### Task statement:
Every entry that follows needs to be repeated exactly.

### Excerpted records:
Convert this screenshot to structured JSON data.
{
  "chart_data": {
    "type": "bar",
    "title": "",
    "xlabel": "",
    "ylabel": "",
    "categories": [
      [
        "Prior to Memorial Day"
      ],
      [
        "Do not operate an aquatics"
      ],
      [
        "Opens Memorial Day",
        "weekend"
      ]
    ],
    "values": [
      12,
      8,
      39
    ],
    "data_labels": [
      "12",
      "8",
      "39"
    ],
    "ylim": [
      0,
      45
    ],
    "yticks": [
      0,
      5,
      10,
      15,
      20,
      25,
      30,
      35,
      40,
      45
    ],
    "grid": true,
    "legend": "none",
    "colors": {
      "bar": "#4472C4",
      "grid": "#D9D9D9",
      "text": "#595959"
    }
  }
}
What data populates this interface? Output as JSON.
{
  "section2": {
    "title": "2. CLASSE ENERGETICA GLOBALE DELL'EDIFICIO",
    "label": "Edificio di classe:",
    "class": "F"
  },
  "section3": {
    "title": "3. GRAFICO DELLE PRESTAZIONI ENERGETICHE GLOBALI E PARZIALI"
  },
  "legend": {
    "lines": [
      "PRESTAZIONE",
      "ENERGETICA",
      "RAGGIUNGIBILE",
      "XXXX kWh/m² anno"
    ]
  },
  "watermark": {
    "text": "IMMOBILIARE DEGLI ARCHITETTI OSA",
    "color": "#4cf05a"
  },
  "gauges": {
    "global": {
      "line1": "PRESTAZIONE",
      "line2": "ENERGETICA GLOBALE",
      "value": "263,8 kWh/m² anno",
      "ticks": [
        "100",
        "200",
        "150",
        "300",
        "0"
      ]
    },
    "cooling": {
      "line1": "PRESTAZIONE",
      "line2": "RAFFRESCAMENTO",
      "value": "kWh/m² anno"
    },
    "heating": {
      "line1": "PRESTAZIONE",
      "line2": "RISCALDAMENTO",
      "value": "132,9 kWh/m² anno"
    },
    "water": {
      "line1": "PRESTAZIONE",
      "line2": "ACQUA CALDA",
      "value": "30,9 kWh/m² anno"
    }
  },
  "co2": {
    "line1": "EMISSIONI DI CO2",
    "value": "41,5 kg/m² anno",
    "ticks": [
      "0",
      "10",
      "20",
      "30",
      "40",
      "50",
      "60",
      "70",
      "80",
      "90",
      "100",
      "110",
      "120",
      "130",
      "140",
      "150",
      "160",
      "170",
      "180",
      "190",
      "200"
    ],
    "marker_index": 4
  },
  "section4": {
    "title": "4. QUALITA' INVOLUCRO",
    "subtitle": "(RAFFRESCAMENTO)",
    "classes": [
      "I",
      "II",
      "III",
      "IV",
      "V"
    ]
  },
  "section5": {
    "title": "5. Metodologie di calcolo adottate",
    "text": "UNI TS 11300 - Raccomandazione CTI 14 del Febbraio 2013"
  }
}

### Answer to the problem:
Convert this screenshot to structured JSON data.
{
  "chart_data": {
    "type": "bar",
    "title": "",
    "xlabel": "",
    "ylabel": "",
    "categories": [
      [
        "Prior to Memorial Day"
      ],
      [
        "Do not operate an aquatics"
      ],
      [
        "Opens Memorial Day",
        "weekend"
      ]
    ],
    "values": [
      12,
      8,
      39
    ],
    "data_labels": [
      "12",
      "8",
      "39"
    ],
    "ylim": [
      0,
      45
    ],
    "yticks": [
      0,
      5,
      10,
      15,
      20,
      25,
      30,
      35,
      40,
      45
    ],
    "grid": true,
    "legend": "none",
    "colors": {
      "bar": "#4472C4",
      "grid": "#D9D9D9",
      "text": "#595959"
    }
  }
}
What data populates this interface? Output as JSON.
{
  "section2": {
    "title": "2. CLASSE ENERGETICA GLOBALE DELL'EDIFICIO",
    "label": "Edificio di classe:",
    "class": "F"
  },
  "section3": {
    "title": "3. GRAFICO DELLE PRESTAZIONI ENERGETICHE GLOBALI E PARZIALI"
  },
  "legend": {
    "lines": [
      "PRESTAZIONE",
      "ENERGETICA",
      "RAGGIUNGIBILE",
      "XXXX kWh/m² anno"
    ]
  },
  "watermark": {
    "text": "IMMOBILIARE DEGLI ARCHITETTI OSA",
    "color": "#4cf05a"
  },
  "gauges": {
    "global": {
      "line1": "PRESTAZIONE",
      "line2": "ENERGETICA GLOBALE",
      "value": "263,8 kWh/m² anno",
      "ticks": [
        "100",
        "200",
        "150",
        "300",
        "0"
      ]
    },
    "cooling": {
      "line1": "PRESTAZIONE",
      "line2": "RAFFRESCAMENTO",
      "value": "kWh/m² anno"
    },
    "heating": {
      "line1": "PRESTAZIONE",
      "line2": "RISCALDAMENTO",
      "value": "132,9 kWh/m² anno"
    },
    "water": {
      "line1": "PRESTAZIONE",
      "line2": "ACQUA CALDA",
      "value": "30,9 kWh/m² anno"
    }
  },
  "co2": {
    "line1": "EMISSIONI DI CO2",
    "value": "41,5 kg/m² anno",
    "ticks": [
      "0",
      "10",
      "20",
      "30",
      "40",
      "50",
      "60",
      "70",
      "80",
      "90",
      "100",
      "110",
      "120",
      "130",
      "140",
      "150",
      "160",
      "170",
      "180",
      "190",
      "200"
    ],
    "marker_index": 4
  },
  "section4": {
    "title": "4. QUALITA' INVOLUCRO",
    "subtitle": "(RAFFRESCAMENTO)",
    "classes": [
      "I",
      "II",
      "III",
      "IV",
      "V"
    ]
  },
  "section5": {
    "title": "5. Metodologie di calcolo adottate",
    "text": "UNI TS 11300 - Raccomandazione CTI 14 del Febbraio 2013"
  }
}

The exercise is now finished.